____ Provided material

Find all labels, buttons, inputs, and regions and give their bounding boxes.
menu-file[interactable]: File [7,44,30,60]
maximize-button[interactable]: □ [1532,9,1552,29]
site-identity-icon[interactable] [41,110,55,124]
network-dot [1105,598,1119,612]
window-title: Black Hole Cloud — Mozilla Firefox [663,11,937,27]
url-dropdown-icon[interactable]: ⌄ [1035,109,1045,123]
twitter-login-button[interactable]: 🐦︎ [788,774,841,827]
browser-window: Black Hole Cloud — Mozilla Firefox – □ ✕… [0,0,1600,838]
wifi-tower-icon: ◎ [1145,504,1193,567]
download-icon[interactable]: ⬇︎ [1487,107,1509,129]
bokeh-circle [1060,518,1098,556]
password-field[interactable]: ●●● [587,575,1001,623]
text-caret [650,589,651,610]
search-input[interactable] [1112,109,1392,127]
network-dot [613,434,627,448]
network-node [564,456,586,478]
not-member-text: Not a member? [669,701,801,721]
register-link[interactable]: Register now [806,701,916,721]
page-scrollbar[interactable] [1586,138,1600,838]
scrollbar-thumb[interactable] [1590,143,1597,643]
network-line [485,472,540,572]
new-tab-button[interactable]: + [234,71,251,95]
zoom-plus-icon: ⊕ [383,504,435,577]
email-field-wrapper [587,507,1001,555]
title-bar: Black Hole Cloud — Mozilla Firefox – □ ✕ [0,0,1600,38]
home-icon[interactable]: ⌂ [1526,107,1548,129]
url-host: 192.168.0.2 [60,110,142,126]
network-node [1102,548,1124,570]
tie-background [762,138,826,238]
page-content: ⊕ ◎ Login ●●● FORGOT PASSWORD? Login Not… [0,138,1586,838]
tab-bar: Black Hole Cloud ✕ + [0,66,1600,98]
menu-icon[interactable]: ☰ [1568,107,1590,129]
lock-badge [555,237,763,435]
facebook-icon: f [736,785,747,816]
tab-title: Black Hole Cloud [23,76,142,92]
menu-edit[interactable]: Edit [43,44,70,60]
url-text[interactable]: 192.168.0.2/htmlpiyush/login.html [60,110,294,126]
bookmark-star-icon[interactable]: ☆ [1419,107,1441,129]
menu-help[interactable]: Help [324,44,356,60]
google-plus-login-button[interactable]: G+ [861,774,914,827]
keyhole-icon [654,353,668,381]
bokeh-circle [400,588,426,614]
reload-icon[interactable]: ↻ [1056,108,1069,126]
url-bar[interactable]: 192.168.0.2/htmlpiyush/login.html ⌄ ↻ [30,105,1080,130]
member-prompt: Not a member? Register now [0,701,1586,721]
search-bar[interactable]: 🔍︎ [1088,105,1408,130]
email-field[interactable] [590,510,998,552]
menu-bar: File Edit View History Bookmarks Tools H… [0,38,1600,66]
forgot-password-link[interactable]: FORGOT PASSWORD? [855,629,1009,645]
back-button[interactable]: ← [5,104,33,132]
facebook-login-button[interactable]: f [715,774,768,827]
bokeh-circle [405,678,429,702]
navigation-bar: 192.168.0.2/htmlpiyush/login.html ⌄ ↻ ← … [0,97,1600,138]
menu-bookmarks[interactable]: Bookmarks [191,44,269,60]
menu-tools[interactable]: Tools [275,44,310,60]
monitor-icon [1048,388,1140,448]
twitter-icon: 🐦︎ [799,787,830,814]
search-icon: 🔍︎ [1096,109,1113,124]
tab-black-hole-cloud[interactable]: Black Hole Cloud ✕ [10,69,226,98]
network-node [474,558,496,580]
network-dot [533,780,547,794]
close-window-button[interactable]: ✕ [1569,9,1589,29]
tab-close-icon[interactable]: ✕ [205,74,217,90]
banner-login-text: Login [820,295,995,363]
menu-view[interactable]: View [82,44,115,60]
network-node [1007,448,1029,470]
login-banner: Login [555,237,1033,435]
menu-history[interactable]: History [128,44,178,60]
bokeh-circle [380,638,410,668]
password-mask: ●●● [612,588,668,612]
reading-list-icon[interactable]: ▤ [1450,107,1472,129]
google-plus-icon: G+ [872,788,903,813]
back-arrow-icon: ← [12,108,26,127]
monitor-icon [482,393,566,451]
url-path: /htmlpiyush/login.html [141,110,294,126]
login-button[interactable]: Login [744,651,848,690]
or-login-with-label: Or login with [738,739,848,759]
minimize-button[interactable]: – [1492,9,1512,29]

________

Copy out, unchanged, the lines of the records starting at the first line and ending at the line that contains "window-title: Black Hole", with both of those lines included.

**Response to this exercise:**
Find all labels, buttons, inputs, and regions and give their bounding boxes.
menu-file[interactable]: File [7,44,30,60]
maximize-button[interactable]: □ [1532,9,1552,29]
site-identity-icon[interactable] [41,110,55,124]
network-dot [1105,598,1119,612]
window-title: Black Hole Cloud — Mozilla Firefox [663,11,937,27]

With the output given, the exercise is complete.